Stored items –
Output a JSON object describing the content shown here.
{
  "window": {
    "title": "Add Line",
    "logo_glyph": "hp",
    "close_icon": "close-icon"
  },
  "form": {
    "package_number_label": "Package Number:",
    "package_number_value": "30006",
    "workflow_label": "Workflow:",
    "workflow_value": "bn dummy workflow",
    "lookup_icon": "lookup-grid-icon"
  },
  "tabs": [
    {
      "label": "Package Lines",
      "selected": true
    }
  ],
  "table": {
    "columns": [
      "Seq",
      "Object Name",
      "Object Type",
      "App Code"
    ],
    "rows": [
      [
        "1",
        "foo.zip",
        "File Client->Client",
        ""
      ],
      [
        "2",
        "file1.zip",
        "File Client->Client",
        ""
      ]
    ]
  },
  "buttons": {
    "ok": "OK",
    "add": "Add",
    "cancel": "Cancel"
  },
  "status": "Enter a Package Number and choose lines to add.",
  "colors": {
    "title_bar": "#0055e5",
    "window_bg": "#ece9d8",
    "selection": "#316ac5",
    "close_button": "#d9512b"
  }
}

Exercise task –
Every entry in the listing must be retyped exactly.

Answer to this problem –
Output a JSON object describing the content shown here.
{
  "window": {
    "title": "Add Line",
    "logo_glyph": "hp",
    "close_icon": "close-icon"
  },
  "form": {
    "package_number_label": "Package Number:",
    "package_number_value": "30006",
    "workflow_label": "Workflow:",
    "workflow_value": "bn dummy workflow",
    "lookup_icon": "lookup-grid-icon"
  },
  "tabs": [
    {
      "label": "Package Lines",
      "selected": true
    }
  ],
  "table": {
    "columns": [
      "Seq",
      "Object Name",
      "Object Type",
      "App Code"
    ],
    "rows": [
      [
        "1",
        "foo.zip",
        "File Client->Client",
        ""
      ],
      [
        "2",
        "file1.zip",
        "File Client->Client",
        ""
      ]
    ]
  },
  "buttons": {
    "ok": "OK",
    "add": "Add",
    "cancel": "Cancel"
  },
  "status": "Enter a Package Number and choose lines to add.",
  "colors": {
    "title_bar": "#0055e5",
    "window_bg": "#ece9d8",
    "selection": "#316ac5",
    "close_button": "#d9512b"
  }
}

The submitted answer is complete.